Check each line of the data, and copy those where "logo" appears.

▶ _Data extract_:
---

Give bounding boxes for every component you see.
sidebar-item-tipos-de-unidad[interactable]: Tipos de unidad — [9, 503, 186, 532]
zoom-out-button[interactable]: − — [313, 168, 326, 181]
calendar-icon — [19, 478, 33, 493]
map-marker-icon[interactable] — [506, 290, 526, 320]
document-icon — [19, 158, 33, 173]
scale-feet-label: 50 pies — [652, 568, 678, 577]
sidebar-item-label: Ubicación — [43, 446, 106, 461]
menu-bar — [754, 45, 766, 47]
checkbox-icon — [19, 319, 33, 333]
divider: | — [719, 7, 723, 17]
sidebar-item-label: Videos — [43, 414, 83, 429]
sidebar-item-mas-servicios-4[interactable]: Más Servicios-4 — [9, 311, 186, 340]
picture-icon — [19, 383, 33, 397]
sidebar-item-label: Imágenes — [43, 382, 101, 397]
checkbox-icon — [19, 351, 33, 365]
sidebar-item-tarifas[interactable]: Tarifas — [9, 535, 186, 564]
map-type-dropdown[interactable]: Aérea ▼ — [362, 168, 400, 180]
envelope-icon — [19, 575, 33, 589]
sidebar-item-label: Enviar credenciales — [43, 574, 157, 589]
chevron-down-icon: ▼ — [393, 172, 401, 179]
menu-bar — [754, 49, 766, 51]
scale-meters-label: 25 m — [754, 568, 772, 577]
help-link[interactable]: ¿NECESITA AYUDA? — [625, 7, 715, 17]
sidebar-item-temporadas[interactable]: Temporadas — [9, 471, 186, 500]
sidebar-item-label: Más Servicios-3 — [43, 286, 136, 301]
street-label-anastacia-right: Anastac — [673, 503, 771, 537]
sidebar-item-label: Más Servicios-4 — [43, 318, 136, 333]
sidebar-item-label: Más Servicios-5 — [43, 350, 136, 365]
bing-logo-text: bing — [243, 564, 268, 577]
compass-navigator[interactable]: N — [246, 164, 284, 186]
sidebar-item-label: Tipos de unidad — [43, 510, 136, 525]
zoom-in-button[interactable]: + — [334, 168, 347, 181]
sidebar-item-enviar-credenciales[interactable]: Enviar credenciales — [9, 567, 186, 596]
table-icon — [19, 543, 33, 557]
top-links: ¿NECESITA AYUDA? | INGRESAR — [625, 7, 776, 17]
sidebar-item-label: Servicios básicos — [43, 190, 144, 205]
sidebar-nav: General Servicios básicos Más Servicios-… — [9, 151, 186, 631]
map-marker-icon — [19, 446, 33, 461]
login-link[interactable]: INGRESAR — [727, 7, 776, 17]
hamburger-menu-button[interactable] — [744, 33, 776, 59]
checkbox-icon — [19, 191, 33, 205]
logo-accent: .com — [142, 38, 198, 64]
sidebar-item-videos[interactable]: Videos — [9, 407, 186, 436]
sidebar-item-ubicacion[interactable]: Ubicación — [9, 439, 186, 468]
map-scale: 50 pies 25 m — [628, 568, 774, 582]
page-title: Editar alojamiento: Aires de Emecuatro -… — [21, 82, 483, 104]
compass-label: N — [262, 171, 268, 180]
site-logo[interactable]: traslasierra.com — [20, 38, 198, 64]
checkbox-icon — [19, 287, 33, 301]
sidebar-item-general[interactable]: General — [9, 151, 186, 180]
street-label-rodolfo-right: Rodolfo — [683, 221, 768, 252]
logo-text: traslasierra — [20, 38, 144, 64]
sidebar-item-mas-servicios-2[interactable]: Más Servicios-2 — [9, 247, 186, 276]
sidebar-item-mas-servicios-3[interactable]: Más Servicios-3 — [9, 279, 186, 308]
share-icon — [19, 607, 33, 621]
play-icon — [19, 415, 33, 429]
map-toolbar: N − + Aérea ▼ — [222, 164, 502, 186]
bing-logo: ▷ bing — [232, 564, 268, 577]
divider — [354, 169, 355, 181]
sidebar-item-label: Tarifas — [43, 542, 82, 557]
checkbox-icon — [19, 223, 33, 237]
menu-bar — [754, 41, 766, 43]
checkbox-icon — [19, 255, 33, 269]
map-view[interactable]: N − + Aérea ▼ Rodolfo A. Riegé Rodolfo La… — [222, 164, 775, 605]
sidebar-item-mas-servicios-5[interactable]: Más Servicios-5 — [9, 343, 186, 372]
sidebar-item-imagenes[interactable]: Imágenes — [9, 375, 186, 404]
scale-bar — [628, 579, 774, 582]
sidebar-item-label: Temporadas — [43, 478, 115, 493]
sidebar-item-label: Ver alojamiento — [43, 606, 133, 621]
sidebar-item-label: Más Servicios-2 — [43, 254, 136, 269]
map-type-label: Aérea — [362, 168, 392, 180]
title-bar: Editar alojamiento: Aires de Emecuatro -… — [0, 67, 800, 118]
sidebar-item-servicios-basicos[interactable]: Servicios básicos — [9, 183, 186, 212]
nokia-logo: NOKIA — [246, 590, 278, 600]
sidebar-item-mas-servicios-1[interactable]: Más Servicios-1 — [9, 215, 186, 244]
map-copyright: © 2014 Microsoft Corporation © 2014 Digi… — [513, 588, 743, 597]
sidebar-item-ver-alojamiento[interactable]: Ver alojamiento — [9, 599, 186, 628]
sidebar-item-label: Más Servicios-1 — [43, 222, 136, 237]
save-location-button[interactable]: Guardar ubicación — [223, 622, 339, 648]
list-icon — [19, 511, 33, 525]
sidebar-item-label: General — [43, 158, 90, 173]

---

▶ _Output below_:
bing-logo-text: bing — [243, 564, 268, 577]
logo-accent: .com — [142, 38, 198, 64]
site-logo[interactable]: traslasierra.com — [20, 38, 198, 64]
logo-text: traslasierra — [20, 38, 144, 64]
bing-logo: ▷ bing — [232, 564, 268, 577]
nokia-logo: NOKIA — [246, 590, 278, 600]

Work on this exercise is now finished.